Task instructions
Please state how many lines in the records contain the string "image", with no words besides the number.

Exercise materials
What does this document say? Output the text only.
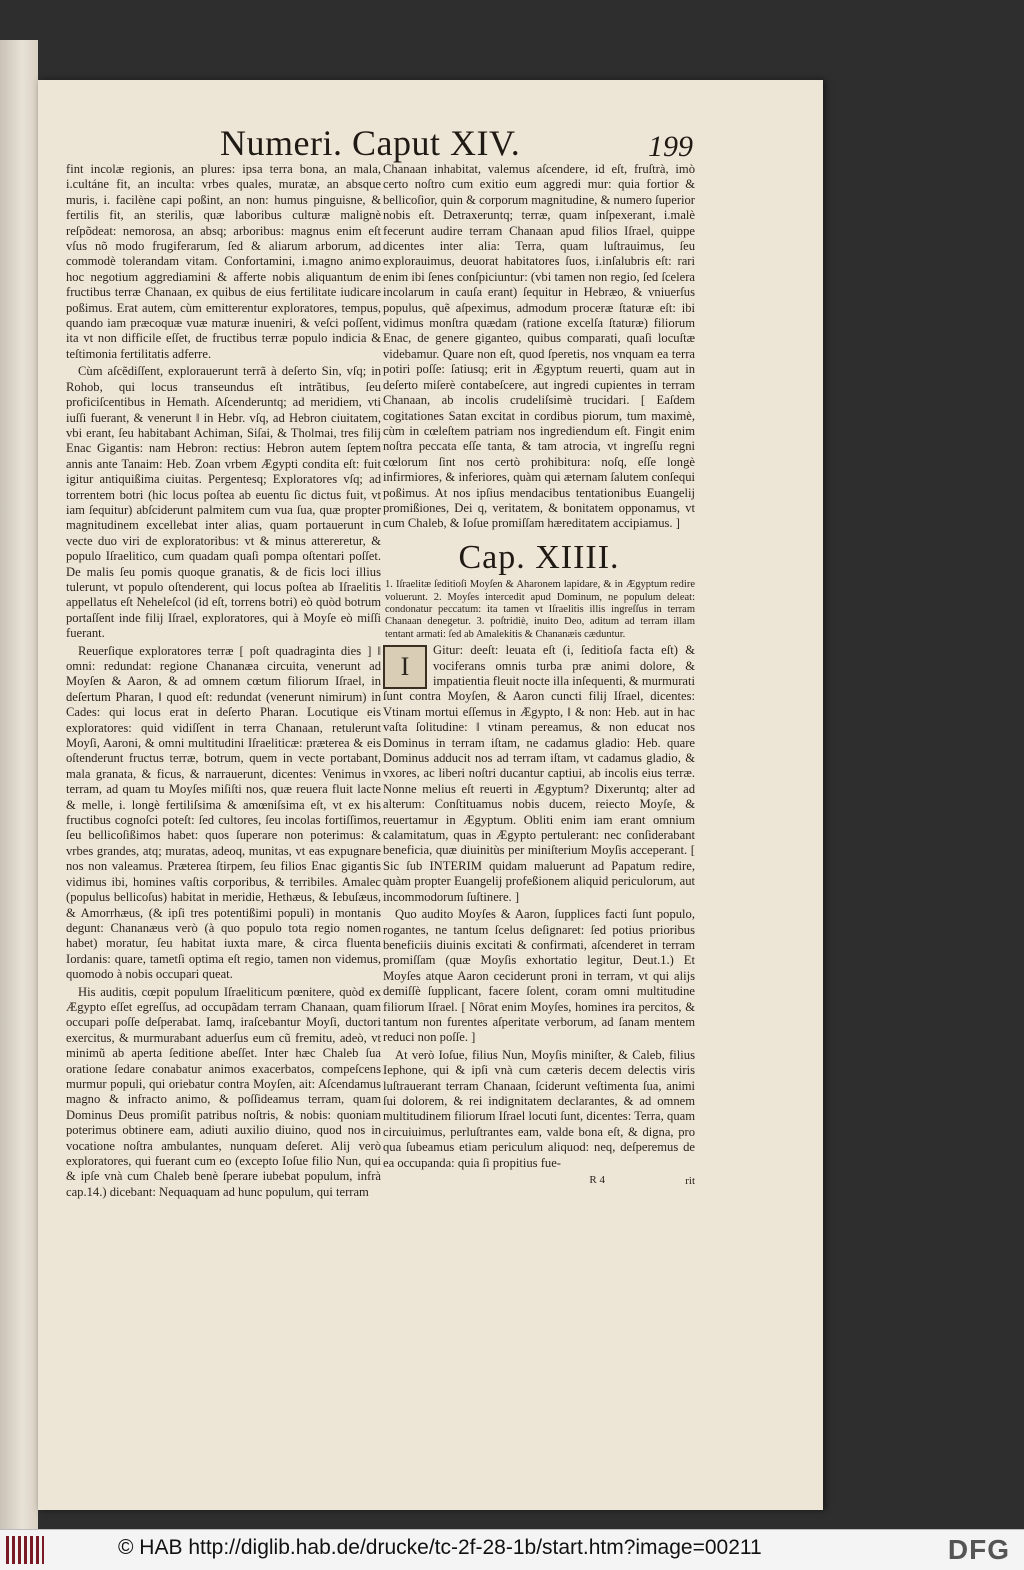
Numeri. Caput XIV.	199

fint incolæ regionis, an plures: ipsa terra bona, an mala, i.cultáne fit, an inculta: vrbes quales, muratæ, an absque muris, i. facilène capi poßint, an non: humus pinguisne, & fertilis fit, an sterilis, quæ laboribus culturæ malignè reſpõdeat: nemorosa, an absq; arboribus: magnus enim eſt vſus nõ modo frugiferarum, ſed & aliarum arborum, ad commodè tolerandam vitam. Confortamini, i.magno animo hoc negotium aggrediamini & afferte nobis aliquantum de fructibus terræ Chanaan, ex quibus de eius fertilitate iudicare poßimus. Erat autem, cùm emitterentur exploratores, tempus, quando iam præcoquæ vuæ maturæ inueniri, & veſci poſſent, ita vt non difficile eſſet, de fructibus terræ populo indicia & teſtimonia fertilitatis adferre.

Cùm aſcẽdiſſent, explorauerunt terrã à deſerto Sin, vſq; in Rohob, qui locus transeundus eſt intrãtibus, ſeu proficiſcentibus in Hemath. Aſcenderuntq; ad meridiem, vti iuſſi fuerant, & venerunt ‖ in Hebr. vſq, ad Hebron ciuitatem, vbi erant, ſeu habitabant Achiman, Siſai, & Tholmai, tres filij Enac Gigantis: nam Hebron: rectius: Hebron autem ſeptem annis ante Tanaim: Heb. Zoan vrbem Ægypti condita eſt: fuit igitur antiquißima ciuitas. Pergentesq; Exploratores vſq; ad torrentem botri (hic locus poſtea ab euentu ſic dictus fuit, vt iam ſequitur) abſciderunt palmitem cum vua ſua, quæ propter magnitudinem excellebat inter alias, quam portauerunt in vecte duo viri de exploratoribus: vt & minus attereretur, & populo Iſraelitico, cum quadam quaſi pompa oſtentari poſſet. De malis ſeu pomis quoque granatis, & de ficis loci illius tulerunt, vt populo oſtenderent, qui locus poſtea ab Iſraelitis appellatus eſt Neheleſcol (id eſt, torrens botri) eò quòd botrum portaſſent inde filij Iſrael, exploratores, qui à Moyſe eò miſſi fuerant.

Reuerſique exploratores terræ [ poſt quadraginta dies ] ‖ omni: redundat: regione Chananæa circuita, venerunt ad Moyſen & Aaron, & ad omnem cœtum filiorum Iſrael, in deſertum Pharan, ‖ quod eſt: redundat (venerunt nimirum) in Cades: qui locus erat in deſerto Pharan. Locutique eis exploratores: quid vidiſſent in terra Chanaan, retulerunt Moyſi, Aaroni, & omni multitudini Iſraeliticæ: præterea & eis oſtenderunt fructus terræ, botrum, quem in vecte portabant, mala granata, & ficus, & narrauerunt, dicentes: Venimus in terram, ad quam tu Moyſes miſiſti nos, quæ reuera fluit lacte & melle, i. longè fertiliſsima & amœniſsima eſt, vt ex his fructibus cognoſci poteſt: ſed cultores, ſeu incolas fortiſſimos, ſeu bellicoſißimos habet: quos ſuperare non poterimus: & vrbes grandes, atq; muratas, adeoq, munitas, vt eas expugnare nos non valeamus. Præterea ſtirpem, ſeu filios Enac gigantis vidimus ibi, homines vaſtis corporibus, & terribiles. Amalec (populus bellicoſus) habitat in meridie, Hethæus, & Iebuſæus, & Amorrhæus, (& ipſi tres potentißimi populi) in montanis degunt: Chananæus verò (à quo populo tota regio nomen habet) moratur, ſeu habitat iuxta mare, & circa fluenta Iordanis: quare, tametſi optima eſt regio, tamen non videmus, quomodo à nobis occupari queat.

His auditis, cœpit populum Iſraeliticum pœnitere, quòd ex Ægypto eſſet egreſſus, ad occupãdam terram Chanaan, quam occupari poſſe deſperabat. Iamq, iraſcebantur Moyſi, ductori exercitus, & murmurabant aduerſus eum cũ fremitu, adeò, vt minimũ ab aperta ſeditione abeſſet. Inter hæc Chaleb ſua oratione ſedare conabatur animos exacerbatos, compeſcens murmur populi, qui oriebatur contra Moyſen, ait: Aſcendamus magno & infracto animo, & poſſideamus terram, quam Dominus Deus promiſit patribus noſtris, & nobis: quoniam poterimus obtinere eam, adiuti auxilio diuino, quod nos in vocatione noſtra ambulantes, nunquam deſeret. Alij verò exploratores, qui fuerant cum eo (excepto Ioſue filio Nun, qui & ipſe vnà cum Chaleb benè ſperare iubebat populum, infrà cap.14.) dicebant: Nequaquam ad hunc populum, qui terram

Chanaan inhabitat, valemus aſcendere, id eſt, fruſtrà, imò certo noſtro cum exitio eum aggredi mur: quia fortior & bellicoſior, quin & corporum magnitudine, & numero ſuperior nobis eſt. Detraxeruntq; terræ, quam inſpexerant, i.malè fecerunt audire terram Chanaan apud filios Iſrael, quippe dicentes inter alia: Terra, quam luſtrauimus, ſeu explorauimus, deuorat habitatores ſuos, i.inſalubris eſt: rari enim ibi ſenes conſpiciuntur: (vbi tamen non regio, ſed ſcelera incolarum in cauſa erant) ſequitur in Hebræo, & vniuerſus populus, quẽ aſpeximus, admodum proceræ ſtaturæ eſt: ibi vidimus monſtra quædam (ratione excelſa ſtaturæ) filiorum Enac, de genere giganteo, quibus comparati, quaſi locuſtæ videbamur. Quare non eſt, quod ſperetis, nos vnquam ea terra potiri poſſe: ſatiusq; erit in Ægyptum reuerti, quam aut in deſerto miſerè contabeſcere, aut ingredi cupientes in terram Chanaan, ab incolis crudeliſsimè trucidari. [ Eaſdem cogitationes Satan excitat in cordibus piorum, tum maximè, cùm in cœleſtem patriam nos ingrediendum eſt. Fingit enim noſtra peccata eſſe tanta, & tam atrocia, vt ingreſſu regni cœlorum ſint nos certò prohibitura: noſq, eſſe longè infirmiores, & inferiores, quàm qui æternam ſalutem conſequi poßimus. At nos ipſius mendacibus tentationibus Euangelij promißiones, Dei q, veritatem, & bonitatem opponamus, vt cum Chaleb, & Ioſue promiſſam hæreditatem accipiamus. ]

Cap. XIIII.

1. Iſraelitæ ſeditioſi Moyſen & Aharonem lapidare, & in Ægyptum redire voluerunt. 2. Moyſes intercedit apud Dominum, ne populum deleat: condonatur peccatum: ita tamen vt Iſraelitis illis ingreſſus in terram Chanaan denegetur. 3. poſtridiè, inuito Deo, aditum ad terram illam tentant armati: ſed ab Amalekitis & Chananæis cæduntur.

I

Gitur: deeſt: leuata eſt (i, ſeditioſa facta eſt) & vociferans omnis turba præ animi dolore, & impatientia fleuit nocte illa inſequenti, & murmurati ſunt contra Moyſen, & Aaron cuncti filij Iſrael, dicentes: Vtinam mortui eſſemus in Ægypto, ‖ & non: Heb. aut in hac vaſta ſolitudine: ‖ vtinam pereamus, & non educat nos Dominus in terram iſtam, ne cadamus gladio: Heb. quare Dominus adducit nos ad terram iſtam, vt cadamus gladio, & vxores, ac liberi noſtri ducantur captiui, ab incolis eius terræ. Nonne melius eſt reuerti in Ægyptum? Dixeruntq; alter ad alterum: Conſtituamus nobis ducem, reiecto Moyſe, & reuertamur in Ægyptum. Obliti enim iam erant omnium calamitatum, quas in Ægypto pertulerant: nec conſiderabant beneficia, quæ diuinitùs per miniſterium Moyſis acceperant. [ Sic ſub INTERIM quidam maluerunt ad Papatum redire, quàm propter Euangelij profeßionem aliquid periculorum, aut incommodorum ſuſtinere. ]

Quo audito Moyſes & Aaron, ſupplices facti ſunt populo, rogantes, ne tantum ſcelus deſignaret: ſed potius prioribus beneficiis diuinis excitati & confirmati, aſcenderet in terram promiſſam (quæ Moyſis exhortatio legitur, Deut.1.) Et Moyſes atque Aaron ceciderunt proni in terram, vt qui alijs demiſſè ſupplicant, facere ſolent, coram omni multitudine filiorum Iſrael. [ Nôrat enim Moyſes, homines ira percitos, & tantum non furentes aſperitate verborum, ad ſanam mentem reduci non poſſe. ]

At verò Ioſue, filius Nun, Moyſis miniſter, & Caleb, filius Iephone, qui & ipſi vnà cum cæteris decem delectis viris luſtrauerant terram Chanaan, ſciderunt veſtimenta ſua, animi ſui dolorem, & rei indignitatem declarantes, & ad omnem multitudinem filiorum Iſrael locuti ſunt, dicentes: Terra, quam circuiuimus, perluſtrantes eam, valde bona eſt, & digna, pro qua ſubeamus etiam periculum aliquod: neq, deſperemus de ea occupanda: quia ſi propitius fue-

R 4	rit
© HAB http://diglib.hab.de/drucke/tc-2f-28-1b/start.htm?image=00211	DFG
--
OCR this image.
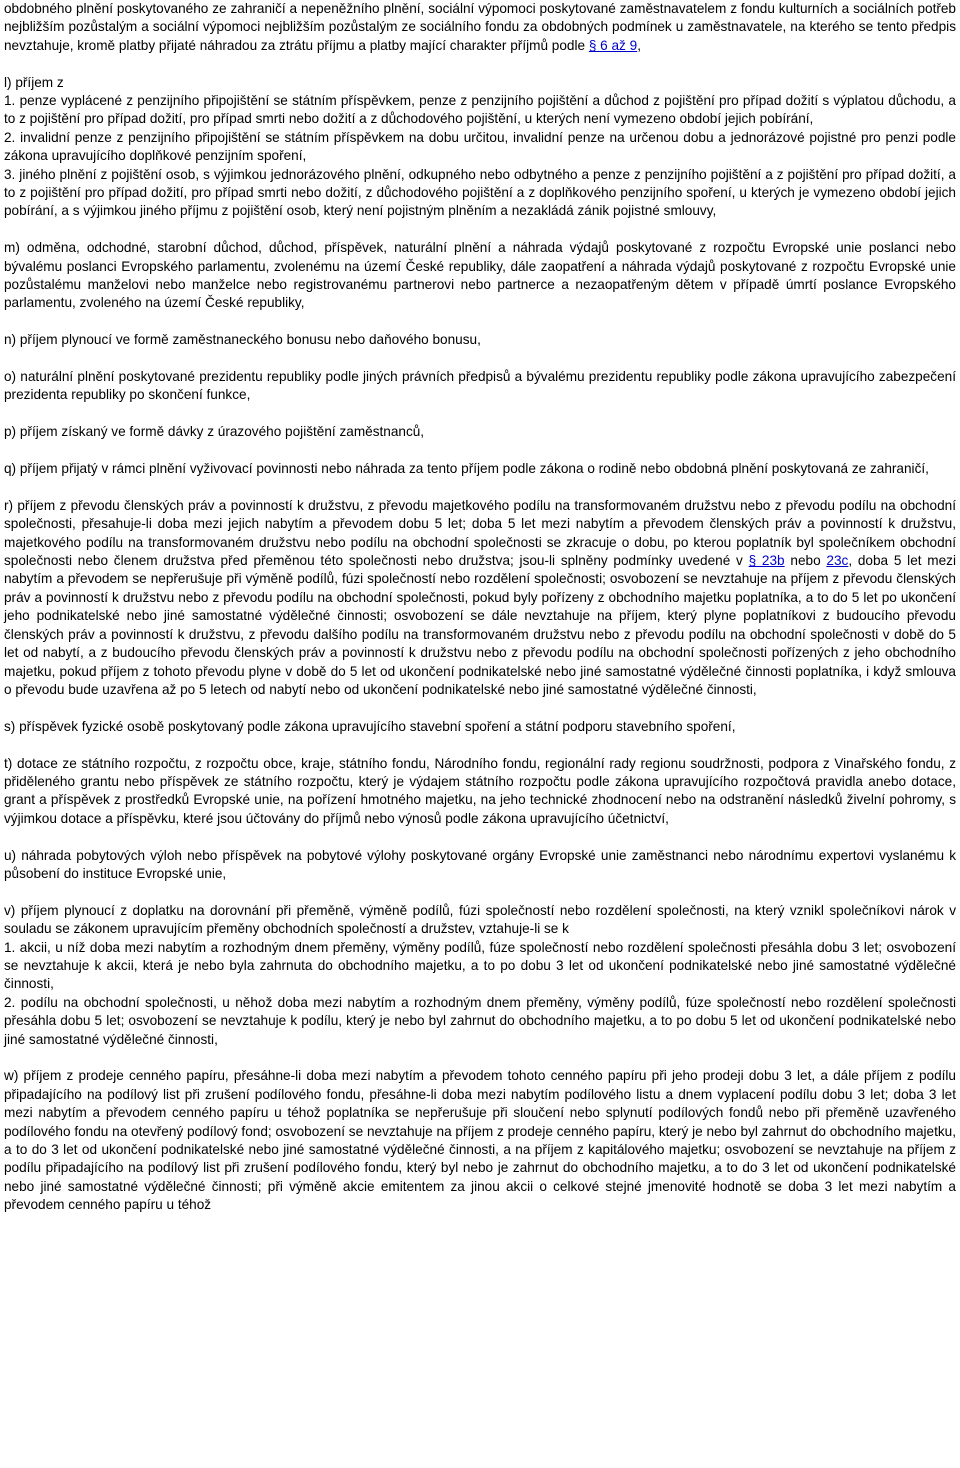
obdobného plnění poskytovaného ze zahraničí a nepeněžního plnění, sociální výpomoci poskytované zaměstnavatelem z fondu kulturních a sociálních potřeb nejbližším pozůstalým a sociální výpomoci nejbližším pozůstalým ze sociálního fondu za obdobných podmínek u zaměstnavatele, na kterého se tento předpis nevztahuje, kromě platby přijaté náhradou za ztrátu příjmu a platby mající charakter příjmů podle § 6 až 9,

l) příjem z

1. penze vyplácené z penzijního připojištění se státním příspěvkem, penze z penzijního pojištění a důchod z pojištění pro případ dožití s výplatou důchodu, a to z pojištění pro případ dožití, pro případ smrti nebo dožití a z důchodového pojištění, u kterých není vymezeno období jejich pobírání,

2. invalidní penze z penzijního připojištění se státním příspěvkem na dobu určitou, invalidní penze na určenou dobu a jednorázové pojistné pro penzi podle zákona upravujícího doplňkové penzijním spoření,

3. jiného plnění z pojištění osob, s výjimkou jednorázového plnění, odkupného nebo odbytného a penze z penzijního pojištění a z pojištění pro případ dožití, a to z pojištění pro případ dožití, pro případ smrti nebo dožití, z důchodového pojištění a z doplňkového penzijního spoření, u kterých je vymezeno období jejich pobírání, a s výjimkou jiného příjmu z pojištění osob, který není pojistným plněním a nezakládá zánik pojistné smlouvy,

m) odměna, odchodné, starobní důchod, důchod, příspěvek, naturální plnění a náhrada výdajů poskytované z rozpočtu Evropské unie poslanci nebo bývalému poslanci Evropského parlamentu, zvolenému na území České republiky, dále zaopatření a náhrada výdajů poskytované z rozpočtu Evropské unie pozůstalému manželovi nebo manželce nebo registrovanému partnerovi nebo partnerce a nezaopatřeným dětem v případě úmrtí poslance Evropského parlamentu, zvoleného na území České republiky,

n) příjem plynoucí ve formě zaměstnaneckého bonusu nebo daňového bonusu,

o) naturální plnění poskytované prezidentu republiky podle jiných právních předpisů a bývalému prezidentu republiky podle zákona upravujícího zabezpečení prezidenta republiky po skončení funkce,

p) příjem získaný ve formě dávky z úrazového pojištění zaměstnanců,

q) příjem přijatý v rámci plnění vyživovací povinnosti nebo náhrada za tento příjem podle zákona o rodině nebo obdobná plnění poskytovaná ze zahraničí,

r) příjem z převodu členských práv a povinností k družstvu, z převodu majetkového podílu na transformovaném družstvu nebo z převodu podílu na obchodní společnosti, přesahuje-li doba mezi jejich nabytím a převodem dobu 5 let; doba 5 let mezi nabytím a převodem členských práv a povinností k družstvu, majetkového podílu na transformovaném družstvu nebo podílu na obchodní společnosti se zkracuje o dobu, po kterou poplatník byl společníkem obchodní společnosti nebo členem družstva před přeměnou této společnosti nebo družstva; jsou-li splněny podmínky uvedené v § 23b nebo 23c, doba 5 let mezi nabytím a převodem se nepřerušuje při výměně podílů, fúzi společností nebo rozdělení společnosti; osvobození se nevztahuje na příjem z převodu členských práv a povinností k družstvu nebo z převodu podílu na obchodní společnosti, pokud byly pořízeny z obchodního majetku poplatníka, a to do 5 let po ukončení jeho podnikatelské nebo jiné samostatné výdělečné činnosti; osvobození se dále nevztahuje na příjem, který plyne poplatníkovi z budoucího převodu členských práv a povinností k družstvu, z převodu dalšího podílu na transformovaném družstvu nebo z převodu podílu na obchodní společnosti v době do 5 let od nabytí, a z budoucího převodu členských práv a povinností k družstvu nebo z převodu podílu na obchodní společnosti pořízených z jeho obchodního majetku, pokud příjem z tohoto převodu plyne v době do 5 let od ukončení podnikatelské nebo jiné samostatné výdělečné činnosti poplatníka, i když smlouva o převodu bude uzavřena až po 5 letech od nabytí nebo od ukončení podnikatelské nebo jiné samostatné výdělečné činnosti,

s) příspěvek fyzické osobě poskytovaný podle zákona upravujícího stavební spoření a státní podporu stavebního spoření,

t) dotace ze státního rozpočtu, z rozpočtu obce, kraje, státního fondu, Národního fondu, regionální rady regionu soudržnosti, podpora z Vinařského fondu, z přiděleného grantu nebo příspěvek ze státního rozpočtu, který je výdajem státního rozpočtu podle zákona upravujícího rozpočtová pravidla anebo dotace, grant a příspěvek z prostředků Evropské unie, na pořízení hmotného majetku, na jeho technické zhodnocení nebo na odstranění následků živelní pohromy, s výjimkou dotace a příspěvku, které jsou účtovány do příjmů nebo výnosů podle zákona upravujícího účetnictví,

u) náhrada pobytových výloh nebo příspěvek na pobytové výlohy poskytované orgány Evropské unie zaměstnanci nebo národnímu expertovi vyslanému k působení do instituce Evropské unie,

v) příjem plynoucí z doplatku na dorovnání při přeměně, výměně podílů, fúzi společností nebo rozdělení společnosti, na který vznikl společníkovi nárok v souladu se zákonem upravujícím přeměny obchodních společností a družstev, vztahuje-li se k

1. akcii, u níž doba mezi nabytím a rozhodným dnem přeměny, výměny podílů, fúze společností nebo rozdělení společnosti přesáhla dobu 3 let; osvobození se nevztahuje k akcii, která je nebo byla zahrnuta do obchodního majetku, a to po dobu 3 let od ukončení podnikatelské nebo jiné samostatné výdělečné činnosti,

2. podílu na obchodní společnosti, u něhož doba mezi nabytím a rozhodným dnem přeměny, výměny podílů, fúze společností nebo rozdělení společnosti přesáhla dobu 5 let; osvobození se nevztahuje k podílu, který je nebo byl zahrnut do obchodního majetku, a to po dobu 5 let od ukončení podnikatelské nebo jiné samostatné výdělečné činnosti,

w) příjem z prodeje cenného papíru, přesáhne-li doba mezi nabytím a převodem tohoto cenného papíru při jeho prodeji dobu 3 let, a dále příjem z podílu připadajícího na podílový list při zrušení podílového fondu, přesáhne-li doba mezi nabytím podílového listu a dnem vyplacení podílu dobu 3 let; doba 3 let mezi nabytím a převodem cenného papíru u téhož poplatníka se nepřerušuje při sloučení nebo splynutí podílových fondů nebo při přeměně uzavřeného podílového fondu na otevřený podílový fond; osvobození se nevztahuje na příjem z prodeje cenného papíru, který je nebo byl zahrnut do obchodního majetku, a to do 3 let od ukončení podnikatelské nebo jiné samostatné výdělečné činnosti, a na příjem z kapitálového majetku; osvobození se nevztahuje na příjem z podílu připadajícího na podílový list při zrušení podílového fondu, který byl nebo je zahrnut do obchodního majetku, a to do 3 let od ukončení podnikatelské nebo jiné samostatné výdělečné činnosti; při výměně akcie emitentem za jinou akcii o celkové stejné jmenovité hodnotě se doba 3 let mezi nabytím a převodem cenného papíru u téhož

Written solution
2